[Dataset items]
— begin —
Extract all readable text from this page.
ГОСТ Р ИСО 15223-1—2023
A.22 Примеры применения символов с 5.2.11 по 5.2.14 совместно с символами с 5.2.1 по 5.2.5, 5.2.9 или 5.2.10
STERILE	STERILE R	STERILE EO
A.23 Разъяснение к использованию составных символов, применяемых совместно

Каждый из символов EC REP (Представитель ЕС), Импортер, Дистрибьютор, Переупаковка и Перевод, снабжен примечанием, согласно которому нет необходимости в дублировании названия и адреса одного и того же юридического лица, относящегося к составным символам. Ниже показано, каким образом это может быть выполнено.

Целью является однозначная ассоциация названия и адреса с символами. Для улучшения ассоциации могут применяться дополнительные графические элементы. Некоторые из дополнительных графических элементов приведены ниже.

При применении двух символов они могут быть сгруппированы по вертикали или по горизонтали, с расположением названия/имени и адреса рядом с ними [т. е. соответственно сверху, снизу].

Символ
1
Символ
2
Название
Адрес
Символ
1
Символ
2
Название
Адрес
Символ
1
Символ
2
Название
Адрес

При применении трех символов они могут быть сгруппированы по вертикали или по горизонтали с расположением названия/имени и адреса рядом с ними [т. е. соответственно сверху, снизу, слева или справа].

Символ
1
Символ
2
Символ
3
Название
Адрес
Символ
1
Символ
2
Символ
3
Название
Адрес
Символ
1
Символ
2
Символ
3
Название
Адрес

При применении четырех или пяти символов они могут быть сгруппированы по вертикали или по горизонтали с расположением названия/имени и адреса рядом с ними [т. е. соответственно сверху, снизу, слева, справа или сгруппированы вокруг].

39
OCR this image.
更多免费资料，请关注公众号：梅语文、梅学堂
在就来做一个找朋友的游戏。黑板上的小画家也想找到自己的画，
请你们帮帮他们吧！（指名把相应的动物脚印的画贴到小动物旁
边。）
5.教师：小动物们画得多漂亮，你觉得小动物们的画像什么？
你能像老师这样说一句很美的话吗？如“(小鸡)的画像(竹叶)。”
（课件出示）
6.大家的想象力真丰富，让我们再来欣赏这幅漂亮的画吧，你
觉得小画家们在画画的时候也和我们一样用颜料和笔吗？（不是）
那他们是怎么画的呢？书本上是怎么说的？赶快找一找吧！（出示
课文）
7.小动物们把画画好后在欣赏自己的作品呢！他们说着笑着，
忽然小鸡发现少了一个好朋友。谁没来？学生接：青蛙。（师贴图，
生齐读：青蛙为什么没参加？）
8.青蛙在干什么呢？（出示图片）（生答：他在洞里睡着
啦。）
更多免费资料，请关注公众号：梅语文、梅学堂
— end —
#### WRITTEN REQUEST
Select every line in the material above where the string "справа" occurs, and copy it.

#### WRITTEN RESPONSE
При применении трех символов они могут быть сгруппированы по вертикали или по горизонтали с расположением названия/имени и адреса рядом с ними [т. е. соответственно сверху, снизу, слева или справа].
При применении четырех или пяти символов они могут быть сгруппированы по вертикали или по горизонтали с расположением названия/имени и адреса рядом с ними [т. е. соответственно сверху, снизу, слева, справа или сгруппированы вокруг].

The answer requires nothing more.